### Figure dataset records
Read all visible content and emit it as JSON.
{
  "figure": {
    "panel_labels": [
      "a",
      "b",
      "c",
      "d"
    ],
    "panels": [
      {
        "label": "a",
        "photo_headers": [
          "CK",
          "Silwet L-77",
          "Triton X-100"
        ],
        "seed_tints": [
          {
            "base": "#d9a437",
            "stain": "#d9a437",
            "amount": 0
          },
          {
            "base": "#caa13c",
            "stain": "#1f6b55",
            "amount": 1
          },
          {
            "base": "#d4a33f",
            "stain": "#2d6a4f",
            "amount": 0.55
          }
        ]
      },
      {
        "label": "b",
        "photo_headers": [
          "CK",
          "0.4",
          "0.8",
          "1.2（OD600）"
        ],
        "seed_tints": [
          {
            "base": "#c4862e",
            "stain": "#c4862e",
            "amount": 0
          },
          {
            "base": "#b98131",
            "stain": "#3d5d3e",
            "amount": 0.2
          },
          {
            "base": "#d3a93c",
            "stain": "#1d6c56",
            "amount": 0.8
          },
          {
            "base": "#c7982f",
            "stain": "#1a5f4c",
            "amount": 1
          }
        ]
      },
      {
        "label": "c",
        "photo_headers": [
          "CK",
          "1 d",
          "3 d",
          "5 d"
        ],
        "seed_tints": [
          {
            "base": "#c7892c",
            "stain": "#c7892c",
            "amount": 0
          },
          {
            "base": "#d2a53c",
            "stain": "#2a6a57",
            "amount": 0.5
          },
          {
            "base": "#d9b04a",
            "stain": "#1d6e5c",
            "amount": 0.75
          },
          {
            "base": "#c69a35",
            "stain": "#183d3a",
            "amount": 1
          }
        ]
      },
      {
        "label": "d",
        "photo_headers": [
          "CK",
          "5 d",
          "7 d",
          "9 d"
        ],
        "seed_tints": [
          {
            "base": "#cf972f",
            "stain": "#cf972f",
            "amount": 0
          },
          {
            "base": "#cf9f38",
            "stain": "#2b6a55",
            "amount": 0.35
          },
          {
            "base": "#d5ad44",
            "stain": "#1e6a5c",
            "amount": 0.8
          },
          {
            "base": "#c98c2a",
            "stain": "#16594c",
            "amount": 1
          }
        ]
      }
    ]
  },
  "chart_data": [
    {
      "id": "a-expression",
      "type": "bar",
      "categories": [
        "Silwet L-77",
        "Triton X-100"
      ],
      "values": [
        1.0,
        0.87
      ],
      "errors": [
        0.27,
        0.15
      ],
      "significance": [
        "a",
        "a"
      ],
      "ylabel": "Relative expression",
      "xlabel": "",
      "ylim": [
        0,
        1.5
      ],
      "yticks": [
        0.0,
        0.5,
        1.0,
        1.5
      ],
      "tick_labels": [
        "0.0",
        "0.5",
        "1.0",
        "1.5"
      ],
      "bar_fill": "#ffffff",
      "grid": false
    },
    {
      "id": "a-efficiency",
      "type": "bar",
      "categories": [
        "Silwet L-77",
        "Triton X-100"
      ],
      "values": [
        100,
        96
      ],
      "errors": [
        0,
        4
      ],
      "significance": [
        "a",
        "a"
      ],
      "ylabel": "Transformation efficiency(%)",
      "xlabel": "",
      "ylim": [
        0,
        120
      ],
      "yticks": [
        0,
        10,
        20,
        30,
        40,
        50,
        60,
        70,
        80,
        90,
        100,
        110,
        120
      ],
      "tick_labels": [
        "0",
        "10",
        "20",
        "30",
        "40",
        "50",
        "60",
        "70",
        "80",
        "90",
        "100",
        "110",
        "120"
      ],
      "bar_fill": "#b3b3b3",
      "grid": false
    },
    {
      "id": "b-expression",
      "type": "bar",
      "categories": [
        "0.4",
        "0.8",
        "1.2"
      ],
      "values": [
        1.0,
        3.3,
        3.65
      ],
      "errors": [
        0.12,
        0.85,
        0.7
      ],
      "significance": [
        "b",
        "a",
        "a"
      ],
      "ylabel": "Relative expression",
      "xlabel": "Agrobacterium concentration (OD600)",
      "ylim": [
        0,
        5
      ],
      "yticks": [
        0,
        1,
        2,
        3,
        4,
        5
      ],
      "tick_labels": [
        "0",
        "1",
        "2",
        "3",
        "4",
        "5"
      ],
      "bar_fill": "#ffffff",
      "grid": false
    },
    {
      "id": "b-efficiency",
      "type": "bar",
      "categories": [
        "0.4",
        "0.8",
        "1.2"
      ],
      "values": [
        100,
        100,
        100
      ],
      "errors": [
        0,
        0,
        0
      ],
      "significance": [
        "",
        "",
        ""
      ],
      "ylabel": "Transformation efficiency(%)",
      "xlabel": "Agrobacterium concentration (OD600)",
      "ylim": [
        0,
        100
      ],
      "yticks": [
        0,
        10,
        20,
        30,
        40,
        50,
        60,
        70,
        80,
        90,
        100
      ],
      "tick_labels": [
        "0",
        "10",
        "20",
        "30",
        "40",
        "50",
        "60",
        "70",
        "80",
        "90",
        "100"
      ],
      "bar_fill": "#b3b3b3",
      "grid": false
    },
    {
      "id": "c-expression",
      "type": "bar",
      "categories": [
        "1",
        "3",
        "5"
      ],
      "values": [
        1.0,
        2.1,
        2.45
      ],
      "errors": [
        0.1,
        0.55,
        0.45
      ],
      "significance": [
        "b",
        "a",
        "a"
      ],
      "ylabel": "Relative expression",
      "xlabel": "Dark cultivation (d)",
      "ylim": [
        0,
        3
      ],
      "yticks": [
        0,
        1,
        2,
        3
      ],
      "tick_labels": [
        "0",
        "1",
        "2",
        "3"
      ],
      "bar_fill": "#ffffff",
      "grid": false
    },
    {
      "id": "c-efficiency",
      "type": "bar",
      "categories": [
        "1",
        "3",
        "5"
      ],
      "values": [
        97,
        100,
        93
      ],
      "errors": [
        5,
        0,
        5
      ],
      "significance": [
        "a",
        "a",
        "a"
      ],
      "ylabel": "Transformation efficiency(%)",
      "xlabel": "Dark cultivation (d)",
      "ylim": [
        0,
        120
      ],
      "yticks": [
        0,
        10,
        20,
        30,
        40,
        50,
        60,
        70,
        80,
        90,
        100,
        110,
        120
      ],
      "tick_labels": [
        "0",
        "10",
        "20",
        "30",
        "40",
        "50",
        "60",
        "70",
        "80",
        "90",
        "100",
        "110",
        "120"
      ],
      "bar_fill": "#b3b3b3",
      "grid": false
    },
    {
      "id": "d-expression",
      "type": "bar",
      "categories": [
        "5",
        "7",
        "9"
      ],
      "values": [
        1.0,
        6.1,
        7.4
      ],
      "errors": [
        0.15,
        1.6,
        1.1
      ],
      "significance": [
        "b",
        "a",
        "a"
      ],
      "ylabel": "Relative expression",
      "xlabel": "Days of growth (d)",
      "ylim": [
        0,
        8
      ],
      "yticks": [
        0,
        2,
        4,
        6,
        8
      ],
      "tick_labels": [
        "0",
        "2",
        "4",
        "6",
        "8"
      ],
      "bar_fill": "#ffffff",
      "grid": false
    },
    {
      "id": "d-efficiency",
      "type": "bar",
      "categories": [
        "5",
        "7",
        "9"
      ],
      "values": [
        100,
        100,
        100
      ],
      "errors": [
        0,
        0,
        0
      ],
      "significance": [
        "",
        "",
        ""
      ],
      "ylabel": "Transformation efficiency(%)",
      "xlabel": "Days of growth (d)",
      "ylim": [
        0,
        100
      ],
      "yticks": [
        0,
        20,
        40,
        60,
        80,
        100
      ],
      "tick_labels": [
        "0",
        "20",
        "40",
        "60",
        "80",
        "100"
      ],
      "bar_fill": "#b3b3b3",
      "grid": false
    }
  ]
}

### Action item
Take the lines above and print them exactly.

### Solution for this problem
Read all visible content and emit it as JSON.
{
  "figure": {
    "panel_labels": [
      "a",
      "b",
      "c",
      "d"
    ],
    "panels": [
      {
        "label": "a",
        "photo_headers": [
          "CK",
          "Silwet L-77",
          "Triton X-100"
        ],
        "seed_tints": [
          {
            "base": "#d9a437",
            "stain": "#d9a437",
            "amount": 0
          },
          {
            "base": "#caa13c",
            "stain": "#1f6b55",
            "amount": 1
          },
          {
            "base": "#d4a33f",
            "stain": "#2d6a4f",
            "amount": 0.55
          }
        ]
      },
      {
        "label": "b",
        "photo_headers": [
          "CK",
          "0.4",
          "0.8",
          "1.2（OD600）"
        ],
        "seed_tints": [
          {
            "base": "#c4862e",
            "stain": "#c4862e",
            "amount": 0
          },
          {
            "base": "#b98131",
            "stain": "#3d5d3e",
            "amount": 0.2
          },
          {
            "base": "#d3a93c",
            "stain": "#1d6c56",
            "amount": 0.8
          },
          {
            "base": "#c7982f",
            "stain": "#1a5f4c",
            "amount": 1
          }
        ]
      },
      {
        "label": "c",
        "photo_headers": [
          "CK",
          "1 d",
          "3 d",
          "5 d"
        ],
        "seed_tints": [
          {
            "base": "#c7892c",
            "stain": "#c7892c",
            "amount": 0
          },
          {
            "base": "#d2a53c",
            "stain": "#2a6a57",
            "amount": 0.5
          },
          {
            "base": "#d9b04a",
            "stain": "#1d6e5c",
            "amount": 0.75
          },
          {
            "base": "#c69a35",
            "stain": "#183d3a",
            "amount": 1
          }
        ]
      },
      {
        "label": "d",
        "photo_headers": [
          "CK",
          "5 d",
          "7 d",
          "9 d"
        ],
        "seed_tints": [
          {
            "base": "#cf972f",
            "stain": "#cf972f",
            "amount": 0
          },
          {
            "base": "#cf9f38",
            "stain": "#2b6a55",
            "amount": 0.35
          },
          {
            "base": "#d5ad44",
            "stain": "#1e6a5c",
            "amount": 0.8
          },
          {
            "base": "#c98c2a",
            "stain": "#16594c",
            "amount": 1
          }
        ]
      }
    ]
  },
  "chart_data": [
    {
      "id": "a-expression",
      "type": "bar",
      "categories": [
        "Silwet L-77",
        "Triton X-100"
      ],
      "values": [
        1.0,
        0.87
      ],
      "errors": [
        0.27,
        0.15
      ],
      "significance": [
        "a",
        "a"
      ],
      "ylabel": "Relative expression",
      "xlabel": "",
      "ylim": [
        0,
        1.5
      ],
      "yticks": [
        0.0,
        0.5,
        1.0,
        1.5
      ],
      "tick_labels": [
        "0.0",
        "0.5",
        "1.0",
        "1.5"
      ],
      "bar_fill": "#ffffff",
      "grid": false
    },
    {
      "id": "a-efficiency",
      "type": "bar",
      "categories": [
        "Silwet L-77",
        "Triton X-100"
      ],
      "values": [
        100,
        96
      ],
      "errors": [
        0,
        4
      ],
      "significance": [
        "a",
        "a"
      ],
      "ylabel": "Transformation efficiency(%)",
      "xlabel": "",
      "ylim": [
        0,
        120
      ],
      "yticks": [
        0,
        10,
        20,
        30,
        40,
        50,
        60,
        70,
        80,
        90,
        100,
        110,
        120
      ],
      "tick_labels": [
        "0",
        "10",
        "20",
        "30",
        "40",
        "50",
        "60",
        "70",
        "80",
        "90",
        "100",
        "110",
        "120"
      ],
      "bar_fill": "#b3b3b3",
      "grid": false
    },
    {
      "id": "b-expression",
      "type": "bar",
      "categories": [
        "0.4",
        "0.8",
        "1.2"
      ],
      "values": [
        1.0,
        3.3,
        3.65
      ],
      "errors": [
        0.12,
        0.85,
        0.7
      ],
      "significance": [
        "b",
        "a",
        "a"
      ],
      "ylabel": "Relative expression",
      "xlabel": "Agrobacterium concentration (OD600)",
      "ylim": [
        0,
        5
      ],
      "yticks": [
        0,
        1,
        2,
        3,
        4,
        5
      ],
      "tick_labels": [
        "0",
        "1",
        "2",
        "3",
        "4",
        "5"
      ],
      "bar_fill": "#ffffff",
      "grid": false
    },
    {
      "id": "b-efficiency",
      "type": "bar",
      "categories": [
        "0.4",
        "0.8",
        "1.2"
      ],
      "values": [
        100,
        100,
        100
      ],
      "errors": [
        0,
        0,
        0
      ],
      "significance": [
        "",
        "",
        ""
      ],
      "ylabel": "Transformation efficiency(%)",
      "xlabel": "Agrobacterium concentration (OD600)",
      "ylim": [
        0,
        100
      ],
      "yticks": [
        0,
        10,
        20,
        30,
        40,
        50,
        60,
        70,
        80,
        90,
        100
      ],
      "tick_labels": [
        "0",
        "10",
        "20",
        "30",
        "40",
        "50",
        "60",
        "70",
        "80",
        "90",
        "100"
      ],
      "bar_fill": "#b3b3b3",
      "grid": false
    },
    {
      "id": "c-expression",
      "type": "bar",
      "categories": [
        "1",
        "3",
        "5"
      ],
      "values": [
        1.0,
        2.1,
        2.45
      ],
      "errors": [
        0.1,
        0.55,
        0.45
      ],
      "significance": [
        "b",
        "a",
        "a"
      ],
      "ylabel": "Relative expression",
      "xlabel": "Dark cultivation (d)",
      "ylim": [
        0,
        3
      ],
      "yticks": [
        0,
        1,
        2,
        3
      ],
      "tick_labels": [
        "0",
        "1",
        "2",
        "3"
      ],
      "bar_fill": "#ffffff",
      "grid": false
    },
    {
      "id": "c-efficiency",
      "type": "bar",
      "categories": [
        "1",
        "3",
        "5"
      ],
      "values": [
        97,
        100,
        93
      ],
      "errors": [
        5,
        0,
        5
      ],
      "significance": [
        "a",
        "a",
        "a"
      ],
      "ylabel": "Transformation efficiency(%)",
      "xlabel": "Dark cultivation (d)",
      "ylim": [
        0,
        120
      ],
      "yticks": [
        0,
        10,
        20,
        30,
        40,
        50,
        60,
        70,
        80,
        90,
        100,
        110,
        120
      ],
      "tick_labels": [
        "0",
        "10",
        "20",
        "30",
        "40",
        "50",
        "60",
        "70",
        "80",
        "90",
        "100",
        "110",
        "120"
      ],
      "bar_fill": "#b3b3b3",
      "grid": false
    },
    {
      "id": "d-expression",
      "type": "bar",
      "categories": [
        "5",
        "7",
        "9"
      ],
      "values": [
        1.0,
        6.1,
        7.4
      ],
      "errors": [
        0.15,
        1.6,
        1.1
      ],
      "significance": [
        "b",
        "a",
        "a"
      ],
      "ylabel": "Relative expression",
      "xlabel": "Days of growth (d)",
      "ylim": [
        0,
        8
      ],
      "yticks": [
        0,
        2,
        4,
        6,
        8
      ],
      "tick_labels": [
        "0",
        "2",
        "4",
        "6",
        "8"
      ],
      "bar_fill": "#ffffff",
      "grid": false
    },
    {
      "id": "d-efficiency",
      "type": "bar",
      "categories": [
        "5",
        "7",
        "9"
      ],
      "values": [
        100,
        100,
        100
      ],
      "errors": [
        0,
        0,
        0
      ],
      "significance": [
        "",
        "",
        ""
      ],
      "ylabel": "Transformation efficiency(%)",
      "xlabel": "Days of growth (d)",
      "ylim": [
        0,
        100
      ],
      "yticks": [
        0,
        20,
        40,
        60,
        80,
        100
      ],
      "tick_labels": [
        "0",
        "20",
        "40",
        "60",
        "80",
        "100"
      ],
      "bar_fill": "#b3b3b3",
      "grid": false
    }
  ]
}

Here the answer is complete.